[Recorded data]

==================================================

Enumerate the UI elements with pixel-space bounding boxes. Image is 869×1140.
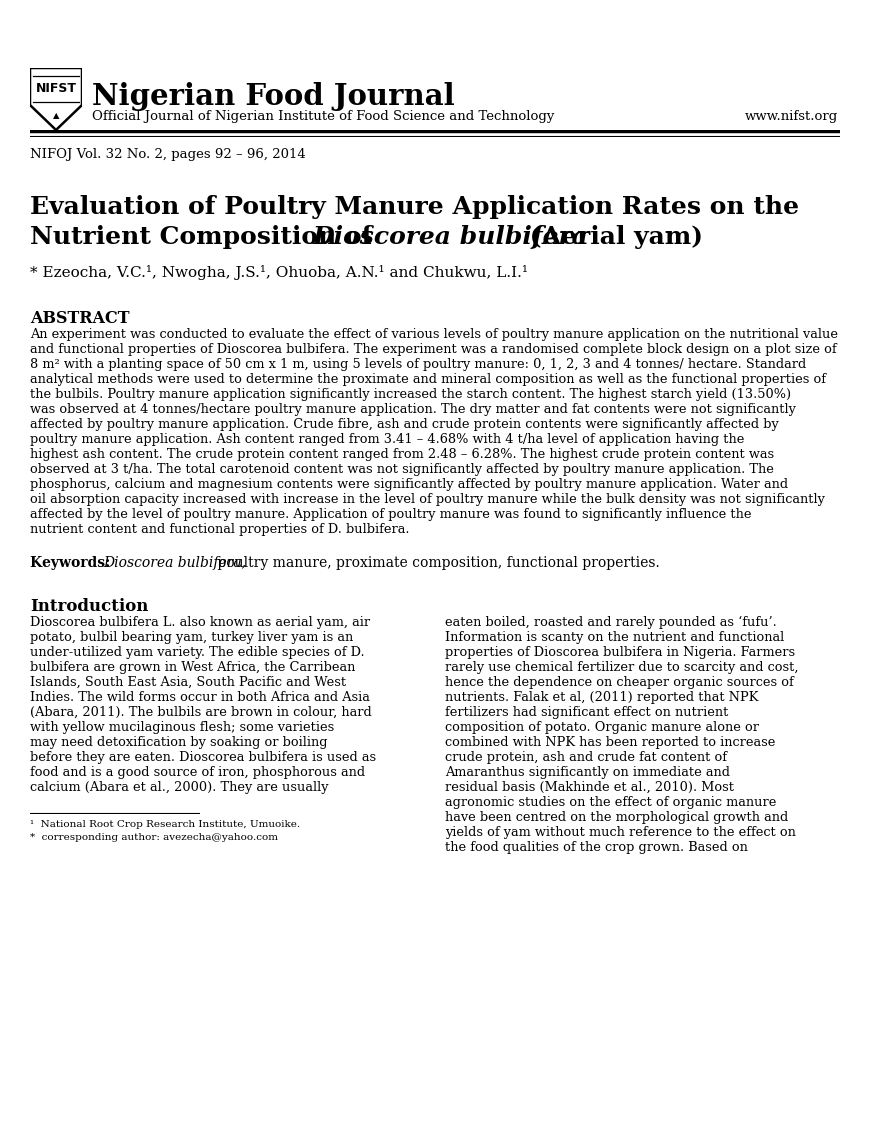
Text: oil absorption capacity increased with increase in the level of poultry manure w: oil absorption capacity increased with i… [30,492,824,506]
Text: rarely use chemical fertilizer due to scarcity and cost,: rarely use chemical fertilizer due to sc… [444,661,798,674]
Text: yields of yam without much reference to the effect on: yields of yam without much reference to … [444,826,795,839]
Text: *  corresponding author: avezecha@yahoo.com: * corresponding author: avezecha@yahoo.c… [30,833,278,842]
Text: potato, bulbil bearing yam, turkey liver yam is an: potato, bulbil bearing yam, turkey liver… [30,632,353,644]
Text: residual basis (Makhinde et al., 2010). Most: residual basis (Makhinde et al., 2010). … [444,781,733,793]
Text: (Aerial yam): (Aerial yam) [521,225,702,249]
Text: Islands, South East Asia, South Pacific and West: Islands, South East Asia, South Pacific … [30,676,346,689]
Text: food and is a good source of iron, phosphorous and: food and is a good source of iron, phosp… [30,766,365,779]
Text: phosphorus, calcium and magnesium contents were significantly affected by poultr: phosphorus, calcium and magnesium conten… [30,478,787,491]
Text: crude protein, ash and crude fat content of: crude protein, ash and crude fat content… [444,751,726,764]
Text: Dioscorea bulbifera,: Dioscorea bulbifera, [103,556,246,570]
Text: nutrient content and functional properties of D. bulbifera.: nutrient content and functional properti… [30,523,409,536]
Text: affected by the level of poultry manure. Application of poultry manure was found: affected by the level of poultry manure.… [30,508,751,521]
Text: have been centred on the morphological growth and: have been centred on the morphological g… [444,811,787,824]
Text: affected by poultry manure application. Crude fibre, ash and crude protein conte: affected by poultry manure application. … [30,418,778,431]
Text: before they are eaten. Dioscorea bulbifera is used as: before they are eaten. Dioscorea bulbife… [30,751,375,764]
Text: Nutrient Composition of: Nutrient Composition of [30,225,381,249]
Text: Evaluation of Poultry Manure Application Rates on the: Evaluation of Poultry Manure Application… [30,195,799,219]
Text: Amaranthus significantly on immediate and: Amaranthus significantly on immediate an… [444,766,729,779]
Text: was observed at 4 tonnes/hectare poultry manure application. The dry matter and : was observed at 4 tonnes/hectare poultry… [30,404,795,416]
Text: the food qualities of the crop grown. Based on: the food qualities of the crop grown. Ba… [444,841,747,854]
Text: observed at 3 t/ha. The total carotenoid content was not significantly affected : observed at 3 t/ha. The total carotenoid… [30,463,773,477]
Text: composition of potato. Organic manure alone or: composition of potato. Organic manure al… [444,720,758,734]
Text: Dioscorea bulbifera L. also known as aerial yam, air: Dioscorea bulbifera L. also known as aer… [30,616,369,629]
Text: Keywords:: Keywords: [30,556,115,570]
Text: agronomic studies on the effect of organic manure: agronomic studies on the effect of organ… [444,796,775,809]
Text: combined with NPK has been reported to increase: combined with NPK has been reported to i… [444,736,774,749]
Text: Indies. The wild forms occur in both Africa and Asia: Indies. The wild forms occur in both Afr… [30,691,369,705]
Text: properties of Dioscorea bulbifera in Nigeria. Farmers: properties of Dioscorea bulbifera in Nig… [444,646,794,659]
Text: * Ezeocha, V.C.¹, Nwogha, J.S.¹, Ohuoba, A.N.¹ and Chukwu, L.I.¹: * Ezeocha, V.C.¹, Nwogha, J.S.¹, Ohuoba,… [30,264,527,280]
Text: 8 m² with a planting space of 50 cm x 1 m, using 5 levels of poultry manure: 0, : 8 m² with a planting space of 50 cm x 1 … [30,358,806,370]
Text: highest ash content. The crude protein content ranged from 2.48 – 6.28%. The hig: highest ash content. The crude protein c… [30,448,773,461]
Text: NIFST: NIFST [36,82,76,96]
Text: and functional properties of Dioscorea bulbifera. The experiment was a randomise: and functional properties of Dioscorea b… [30,343,836,356]
Text: calcium (Abara et al., 2000). They are usually: calcium (Abara et al., 2000). They are u… [30,781,328,793]
Text: Dioscorea bulbifera: Dioscorea bulbifera [313,225,588,249]
Text: with yellow mucilaginous flesh; some varieties: with yellow mucilaginous flesh; some var… [30,720,334,734]
Text: hence the dependence on cheaper organic sources of: hence the dependence on cheaper organic … [444,676,793,689]
Text: poultry manure, proximate composition, functional properties.: poultry manure, proximate composition, f… [213,556,659,570]
Text: Information is scanty on the nutrient and functional: Information is scanty on the nutrient an… [444,632,783,644]
Text: (Abara, 2011). The bulbils are brown in colour, hard: (Abara, 2011). The bulbils are brown in … [30,706,371,719]
Text: eaten boiled, roasted and rarely pounded as ‘fufu’.: eaten boiled, roasted and rarely pounded… [444,616,776,629]
Polygon shape [30,68,82,130]
Text: Nigerian Food Journal: Nigerian Food Journal [92,82,454,111]
Text: under-utilized yam variety. The edible species of D.: under-utilized yam variety. The edible s… [30,646,364,659]
Text: NIFOJ Vol. 32 No. 2, pages 92 – 96, 2014: NIFOJ Vol. 32 No. 2, pages 92 – 96, 2014 [30,148,305,161]
Text: ▲: ▲ [53,112,59,121]
Text: Introduction: Introduction [30,598,149,614]
Text: ABSTRACT: ABSTRACT [30,310,129,327]
Text: analytical methods were used to determine the proximate and mineral composition : analytical methods were used to determin… [30,373,825,386]
Text: the bulbils. Poultry manure application significantly increased the starch conte: the bulbils. Poultry manure application … [30,388,790,401]
Text: www.nifst.org: www.nifst.org [744,109,837,123]
Text: bulbifera are grown in West Africa, the Carribean: bulbifera are grown in West Africa, the … [30,661,355,674]
Text: fertilizers had significant effect on nutrient: fertilizers had significant effect on nu… [444,706,727,719]
Text: ¹  National Root Crop Research Institute, Umuoike.: ¹ National Root Crop Research Institute,… [30,820,300,829]
Text: Official Journal of Nigerian Institute of Food Science and Technology: Official Journal of Nigerian Institute o… [92,109,554,123]
Text: may need detoxification by soaking or boiling: may need detoxification by soaking or bo… [30,736,327,749]
Text: An experiment was conducted to evaluate the effect of various levels of poultry : An experiment was conducted to evaluate … [30,328,837,341]
Text: poultry manure application. Ash content ranged from 3.41 – 4.68% with 4 t/ha lev: poultry manure application. Ash content … [30,433,744,446]
Text: nutrients. Falak et al, (2011) reported that NPK: nutrients. Falak et al, (2011) reported … [444,691,758,705]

==================================================

● DESCRIPTION OF THE TASK
Please work out how many lines of the data include the string "levels" and reply with the number alone.

● ANSWER FOR THE TASK
2